> Written instruction
Reproduce verbatim the lines of the items from the first line through the line that contains "x-tick-label: May 2025", including both of those lines.

> Provided material

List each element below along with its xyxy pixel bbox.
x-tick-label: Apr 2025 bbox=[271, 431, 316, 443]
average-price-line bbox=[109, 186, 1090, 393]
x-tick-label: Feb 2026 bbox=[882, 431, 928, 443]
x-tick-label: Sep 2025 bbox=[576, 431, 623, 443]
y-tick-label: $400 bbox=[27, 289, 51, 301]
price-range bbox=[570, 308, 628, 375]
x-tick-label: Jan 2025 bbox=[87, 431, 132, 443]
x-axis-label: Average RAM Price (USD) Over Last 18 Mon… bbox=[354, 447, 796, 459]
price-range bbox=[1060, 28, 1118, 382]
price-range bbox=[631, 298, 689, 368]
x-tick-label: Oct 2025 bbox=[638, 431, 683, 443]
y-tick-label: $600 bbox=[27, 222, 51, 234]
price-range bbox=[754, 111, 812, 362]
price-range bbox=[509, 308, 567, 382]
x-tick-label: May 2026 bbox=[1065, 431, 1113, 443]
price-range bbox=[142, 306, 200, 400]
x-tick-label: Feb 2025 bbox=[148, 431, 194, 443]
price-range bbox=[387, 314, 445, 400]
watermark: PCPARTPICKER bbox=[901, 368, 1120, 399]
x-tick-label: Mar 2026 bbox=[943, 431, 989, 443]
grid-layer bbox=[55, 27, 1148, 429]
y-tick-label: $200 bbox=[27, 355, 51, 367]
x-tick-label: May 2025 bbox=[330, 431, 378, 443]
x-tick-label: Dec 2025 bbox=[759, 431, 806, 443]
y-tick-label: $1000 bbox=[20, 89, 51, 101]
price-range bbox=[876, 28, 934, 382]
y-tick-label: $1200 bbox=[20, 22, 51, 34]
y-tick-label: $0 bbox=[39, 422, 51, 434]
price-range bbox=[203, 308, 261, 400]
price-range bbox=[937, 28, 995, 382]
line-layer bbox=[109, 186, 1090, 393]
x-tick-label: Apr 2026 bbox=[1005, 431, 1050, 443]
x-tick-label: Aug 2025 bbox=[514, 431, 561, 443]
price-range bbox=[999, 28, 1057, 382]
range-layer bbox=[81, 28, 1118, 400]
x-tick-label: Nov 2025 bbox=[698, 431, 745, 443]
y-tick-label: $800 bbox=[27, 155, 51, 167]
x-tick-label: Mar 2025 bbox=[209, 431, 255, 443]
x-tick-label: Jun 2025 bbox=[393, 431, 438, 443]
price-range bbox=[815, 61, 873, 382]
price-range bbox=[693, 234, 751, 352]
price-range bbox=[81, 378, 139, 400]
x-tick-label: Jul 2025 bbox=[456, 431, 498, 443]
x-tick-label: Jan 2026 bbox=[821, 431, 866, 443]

> Output
List each element below along with its xyxy pixel bbox.
x-tick-label: Apr 2025 bbox=[271, 431, 316, 443]
average-price-line bbox=[109, 186, 1090, 393]
x-tick-label: Feb 2026 bbox=[882, 431, 928, 443]
x-tick-label: Sep 2025 bbox=[576, 431, 623, 443]
y-tick-label: $400 bbox=[27, 289, 51, 301]
price-range bbox=[570, 308, 628, 375]
x-tick-label: Jan 2025 bbox=[87, 431, 132, 443]
x-axis-label: Average RAM Price (USD) Over Last 18 Mon… bbox=[354, 447, 796, 459]
price-range bbox=[1060, 28, 1118, 382]
price-range bbox=[631, 298, 689, 368]
x-tick-label: Oct 2025 bbox=[638, 431, 683, 443]
y-tick-label: $600 bbox=[27, 222, 51, 234]
price-range bbox=[754, 111, 812, 362]
price-range bbox=[509, 308, 567, 382]
x-tick-label: May 2026 bbox=[1065, 431, 1113, 443]
price-range bbox=[142, 306, 200, 400]
x-tick-label: Feb 2025 bbox=[148, 431, 194, 443]
price-range bbox=[387, 314, 445, 400]
watermark: PCPARTPICKER bbox=[901, 368, 1120, 399]
x-tick-label: Mar 2026 bbox=[943, 431, 989, 443]
grid-layer bbox=[55, 27, 1148, 429]
y-tick-label: $200 bbox=[27, 355, 51, 367]
x-tick-label: May 2025 bbox=[330, 431, 378, 443]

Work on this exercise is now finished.